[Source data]
---

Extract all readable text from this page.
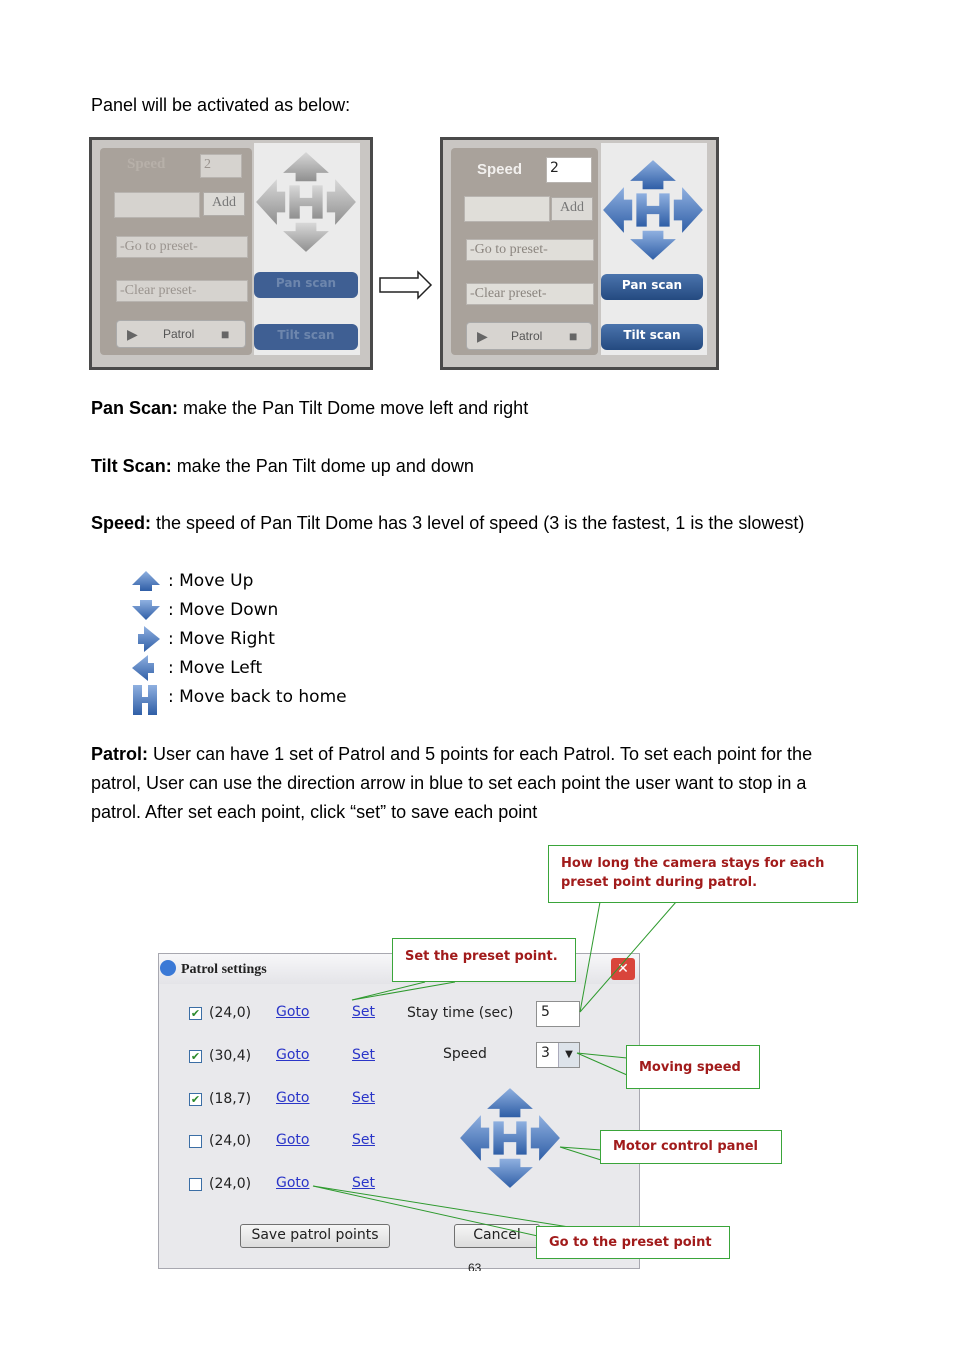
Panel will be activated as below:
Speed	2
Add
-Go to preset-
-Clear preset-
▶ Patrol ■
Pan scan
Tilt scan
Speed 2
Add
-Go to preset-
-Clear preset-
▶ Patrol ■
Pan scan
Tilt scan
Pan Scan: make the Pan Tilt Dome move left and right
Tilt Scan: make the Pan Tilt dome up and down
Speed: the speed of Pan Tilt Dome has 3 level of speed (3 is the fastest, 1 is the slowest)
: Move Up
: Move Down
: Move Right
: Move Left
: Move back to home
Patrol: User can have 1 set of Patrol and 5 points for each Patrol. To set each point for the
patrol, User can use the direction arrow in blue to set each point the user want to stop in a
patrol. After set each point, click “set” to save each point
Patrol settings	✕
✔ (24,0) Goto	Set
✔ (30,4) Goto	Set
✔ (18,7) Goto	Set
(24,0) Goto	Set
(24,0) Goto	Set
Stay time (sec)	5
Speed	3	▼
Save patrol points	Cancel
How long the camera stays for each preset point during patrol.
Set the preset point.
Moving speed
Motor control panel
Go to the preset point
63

---

GIVEN EXERCISE
Repeat all of the records verbatim, leaving out the pictures.

PROBLEM SOLUTION
Extract all readable text from this page.
Panel will be activated as below:
Speed	2
Add
-Go to preset-
-Clear preset-
▶ Patrol ■
Pan scan
Tilt scan
Speed 2
Add
-Go to preset-
-Clear preset-
▶ Patrol ■
Pan scan
Tilt scan
Pan Scan: make the Pan Tilt Dome move left and right
Tilt Scan: make the Pan Tilt dome up and down
Speed: the speed of Pan Tilt Dome has 3 level of speed (3 is the fastest, 1 is the slowest)
: Move Up
: Move Down
: Move Right
: Move Left
: Move back to home
Patrol: User can have 1 set of Patrol and 5 points for each Patrol. To set each point for the
patrol, User can use the direction arrow in blue to set each point the user want to stop in a
patrol. After set each point, click “set” to save each point
Patrol settings	✕
✔ (24,0) Goto	Set
✔ (30,4) Goto	Set
✔ (18,7) Goto	Set
(24,0) Goto	Set
(24,0) Goto	Set
Stay time (sec)	5
Speed	3	▼
Save patrol points	Cancel
How long the camera stays for each preset point during patrol.
Set the preset point.
Moving speed
Motor control panel
Go to the preset point
63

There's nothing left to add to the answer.